Direction>
All lines in the data bearing the string "name" should be identified and copied.

>> Begin Exercise inputs

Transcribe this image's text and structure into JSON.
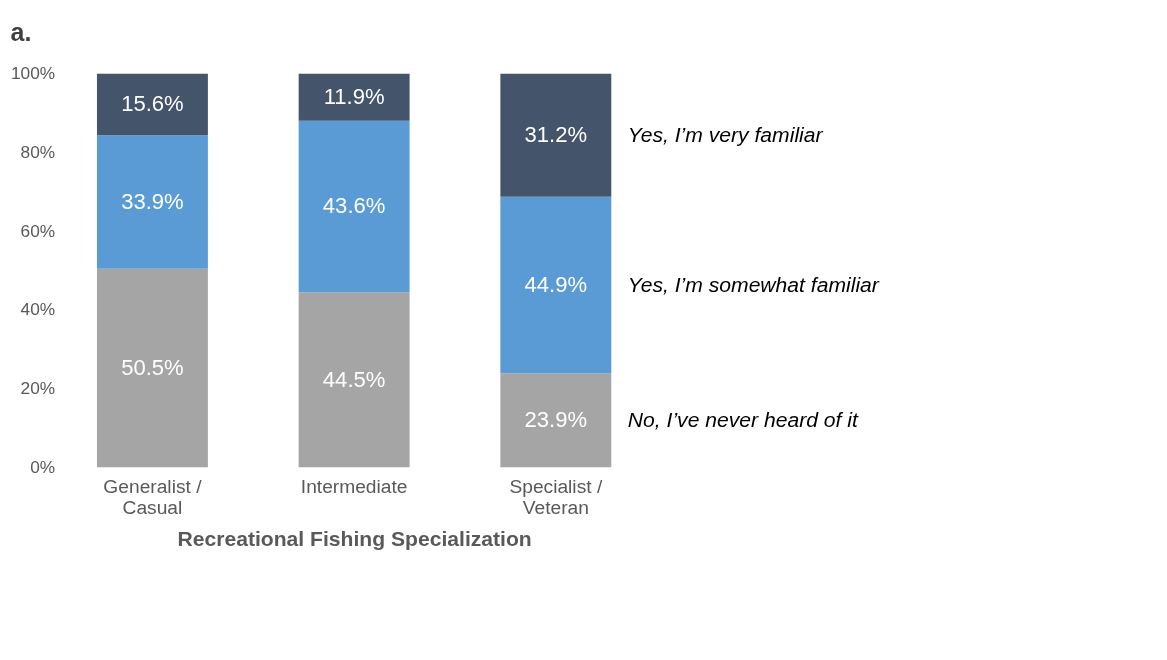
{
  "chart_data": {
    "type": "bar",
    "title": "a.",
    "xlabel": "Recreational Fishing Specialization",
    "categories": [
      "Generalist /\nCasual",
      "Intermediate",
      "Specialist /\nVeteran"
    ],
    "stacked": true,
    "grid": false,
    "ylim": [
      0,
      100
    ],
    "yticks": [
      {
        "value": 0,
        "label": "0%"
      },
      {
        "value": 20,
        "label": "20%"
      },
      {
        "value": 40,
        "label": "40%"
      },
      {
        "value": 60,
        "label": "60%"
      },
      {
        "value": 80,
        "label": "80%"
      },
      {
        "value": 100,
        "label": "100%"
      }
    ],
    "series": [
      {
        "name": "No, I’ve never heard of it",
        "color": "#a5a5a5",
        "values": [
          50.5,
          44.5,
          23.9
        ],
        "value_labels": [
          "50.5%",
          "44.5%",
          "23.9%"
        ]
      },
      {
        "name": "Yes, I’m somewhat familiar",
        "color": "#5b9bd5",
        "values": [
          33.9,
          43.6,
          44.9
        ],
        "value_labels": [
          "33.9%",
          "43.6%",
          "44.9%"
        ]
      },
      {
        "name": "Yes, I’m very familiar",
        "color": "#44546a",
        "values": [
          15.6,
          11.9,
          31.2
        ],
        "value_labels": [
          "15.6%",
          "11.9%",
          "31.2%"
        ]
      }
    ]
  }
}
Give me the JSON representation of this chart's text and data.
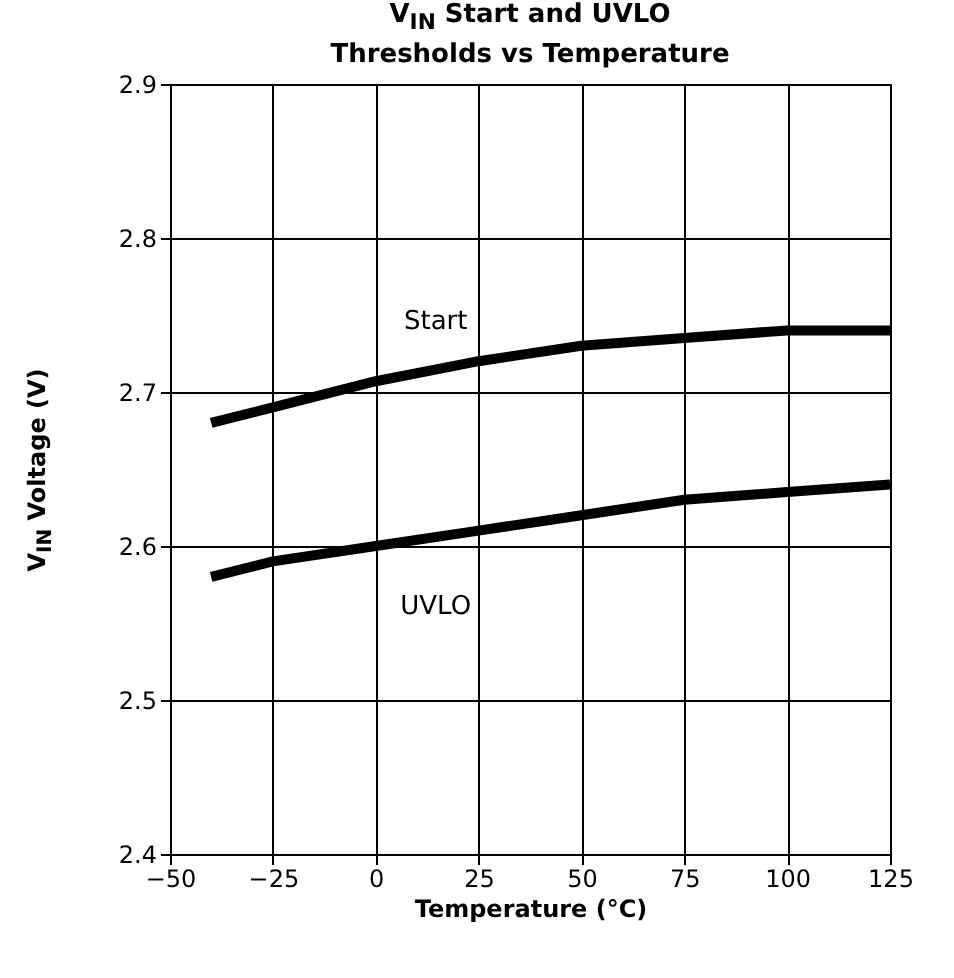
{
  "chart_data": {
    "type": "line",
    "title": "V$_{IN}$ Start and UVLO\nThresholds vs Temperature",
    "xlabel": "Temperature (°C)",
    "ylabel": "V$_{IN}$ Voltage (V)",
    "x": [
      -40,
      -25,
      0,
      25,
      50,
      75,
      100,
      125
    ],
    "series": [
      {
        "name": "Start",
        "color": "#000000",
        "values": [
          2.68,
          2.69,
          2.707,
          2.72,
          2.73,
          2.735,
          2.74,
          2.74
        ]
      },
      {
        "name": "UVLO",
        "color": "#000000",
        "values": [
          2.58,
          2.59,
          2.6,
          2.61,
          2.62,
          2.63,
          2.635,
          2.64
        ]
      }
    ],
    "xlim": [
      -50,
      125
    ],
    "xticks": [
      -50,
      -25,
      0,
      25,
      50,
      75,
      100,
      125
    ],
    "ylim": [
      2.4,
      2.9
    ],
    "yticks": [
      2.4,
      2.5,
      2.6,
      2.7,
      2.8,
      2.9
    ],
    "grid": true,
    "marker": "none",
    "line_style": "solid"
  }
}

>> End Exercise inputs

Task output>
        "name": "No, I’ve never heard of it",
        "name": "Yes, I’m somewhat familiar",
        "name": "Yes, I’m very familiar",
        "name": "Start",
        "name": "UVLO",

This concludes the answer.